[START Records to process]

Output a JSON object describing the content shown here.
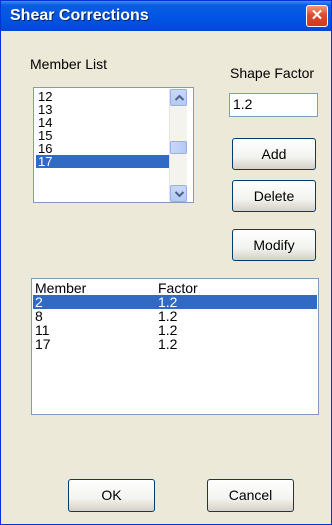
{
  "window": {
    "title": "Shear Corrections",
    "close_symbol": "✕"
  },
  "member_list": {
    "label": "Member List",
    "items": [
      "12",
      "13",
      "14",
      "15",
      "16",
      "17"
    ],
    "selected": "17"
  },
  "shape_factor": {
    "label": "Shape Factor",
    "value": "1.2"
  },
  "buttons": {
    "add": "Add",
    "delete": "Delete",
    "modify": "Modify",
    "ok": "OK",
    "cancel": "Cancel"
  },
  "table": {
    "headers": [
      "Member",
      "Factor"
    ],
    "rows": [
      {
        "member": "2",
        "factor": "1.2",
        "selected": true
      },
      {
        "member": "8",
        "factor": "1.2",
        "selected": false
      },
      {
        "member": "11",
        "factor": "1.2",
        "selected": false
      },
      {
        "member": "17",
        "factor": "1.2",
        "selected": false
      }
    ]
  },
  "colors": {
    "title_bar": "#0055e5",
    "selection": "#316ac5",
    "dialog_bg": "#ece9d8",
    "close_button": "#e2492b"
  }
}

[END Records to process]

- [Work to do]
None of the pictures should appear; repeat the records exactly otherwise.

- [Exercise response]
Output a JSON object describing the content shown here.
{
  "window": {
    "title": "Shear Corrections",
    "close_symbol": "✕"
  },
  "member_list": {
    "label": "Member List",
    "items": [
      "12",
      "13",
      "14",
      "15",
      "16",
      "17"
    ],
    "selected": "17"
  },
  "shape_factor": {
    "label": "Shape Factor",
    "value": "1.2"
  },
  "buttons": {
    "add": "Add",
    "delete": "Delete",
    "modify": "Modify",
    "ok": "OK",
    "cancel": "Cancel"
  },
  "table": {
    "headers": [
      "Member",
      "Factor"
    ],
    "rows": [
      {
        "member": "2",
        "factor": "1.2",
        "selected": true
      },
      {
        "member": "8",
        "factor": "1.2",
        "selected": false
      },
      {
        "member": "11",
        "factor": "1.2",
        "selected": false
      },
      {
        "member": "17",
        "factor": "1.2",
        "selected": false
      }
    ]
  },
  "colors": {
    "title_bar": "#0055e5",
    "selection": "#316ac5",
    "dialog_bg": "#ece9d8",
    "close_button": "#e2492b"
  }
}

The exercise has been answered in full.